Below are some records: retype them all exactly, but not the pictures.

▸ **MATERIAL PROVIDED**
+ + + + + + +
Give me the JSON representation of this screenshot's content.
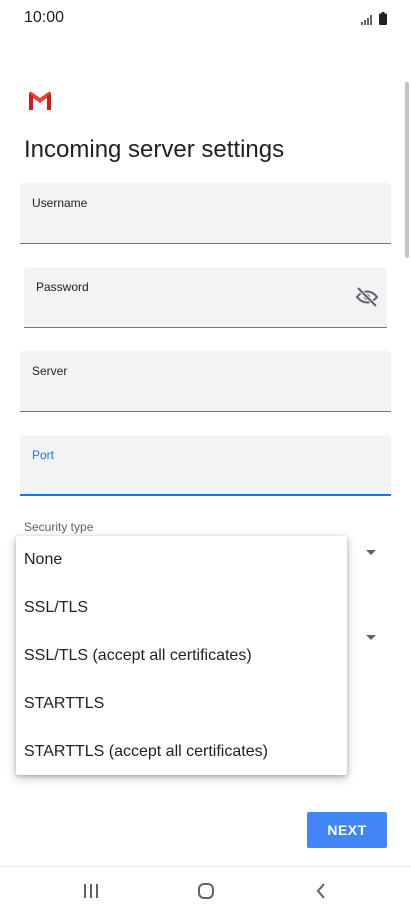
{
  "status_bar": {
    "time": "10:00"
  },
  "header": {
    "logo_icon": "gmail-logo",
    "title": "Incoming server settings"
  },
  "form": {
    "username": {
      "label": "Username",
      "value": ""
    },
    "password": {
      "label": "Password",
      "value": "",
      "toggle_icon": "visibility-off-icon"
    },
    "server": {
      "label": "Server",
      "value": ""
    },
    "port": {
      "label": "Port",
      "value": "",
      "focused": true
    },
    "security_type": {
      "label": "Security type"
    }
  },
  "security_dropdown": {
    "options": [
      "None",
      "SSL/TLS",
      "SSL/TLS (accept all certificates)",
      "STARTTLS",
      "STARTTLS (accept all certificates)"
    ]
  },
  "actions": {
    "next_label": "NEXT"
  },
  "colors": {
    "accent": "#1a73e8",
    "button": "#4285f4",
    "field_bg": "#f1f3f4",
    "gmail_red": "#ea4335"
  },
  "nav_bar": {
    "icons": [
      "recent-apps-icon",
      "home-icon",
      "back-icon"
    ]
  }
}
+ + + + + + +
▸ **EXERCISE SOLUTION**
Give me the JSON representation of this screenshot's content.
{
  "status_bar": {
    "time": "10:00"
  },
  "header": {
    "logo_icon": "gmail-logo",
    "title": "Incoming server settings"
  },
  "form": {
    "username": {
      "label": "Username",
      "value": ""
    },
    "password": {
      "label": "Password",
      "value": "",
      "toggle_icon": "visibility-off-icon"
    },
    "server": {
      "label": "Server",
      "value": ""
    },
    "port": {
      "label": "Port",
      "value": "",
      "focused": true
    },
    "security_type": {
      "label": "Security type"
    }
  },
  "security_dropdown": {
    "options": [
      "None",
      "SSL/TLS",
      "SSL/TLS (accept all certificates)",
      "STARTTLS",
      "STARTTLS (accept all certificates)"
    ]
  },
  "actions": {
    "next_label": "NEXT"
  },
  "colors": {
    "accent": "#1a73e8",
    "button": "#4285f4",
    "field_bg": "#f1f3f4",
    "gmail_red": "#ea4335"
  },
  "nav_bar": {
    "icons": [
      "recent-apps-icon",
      "home-icon",
      "back-icon"
    ]
  }
}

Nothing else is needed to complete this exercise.